**THE REQUEST**
All entries must be repeated exactly; do not include the pictures.
=======
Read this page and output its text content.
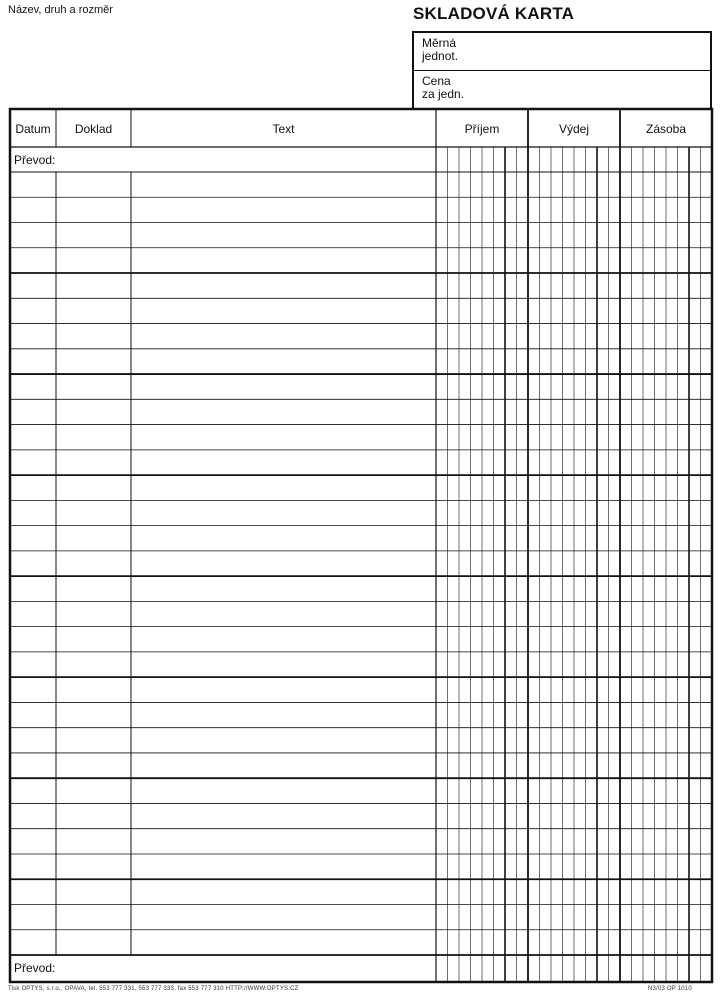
Název, druh a rozměr	SKLADOVÁ KARTA
Měrná
jednot.
Cena
za jedn.
Datum	Doklad	Text	Příjem	Výdej	Zásoba
Převod:
Převod:
Tisk OPTYS, s.r.o., OPAVA, tel. 553 777 331, 553 777 333, fax 553 777 310 HTTP://WWW.OPTYS.CZ	N3/03 OP 1010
=======
**ANSWER TO THIS EXERCISE**
Read this page and output its text content.
Název, druh a rozměr	SKLADOVÁ KARTA
Měrná
jednot.
Cena
za jedn.
Datum	Doklad	Text	Příjem	Výdej	Zásoba
Převod:
Převod:
Tisk OPTYS, s.r.o., OPAVA, tel. 553 777 331, 553 777 333, fax 553 777 310 HTTP://WWW.OPTYS.CZ	N3/03 OP 1010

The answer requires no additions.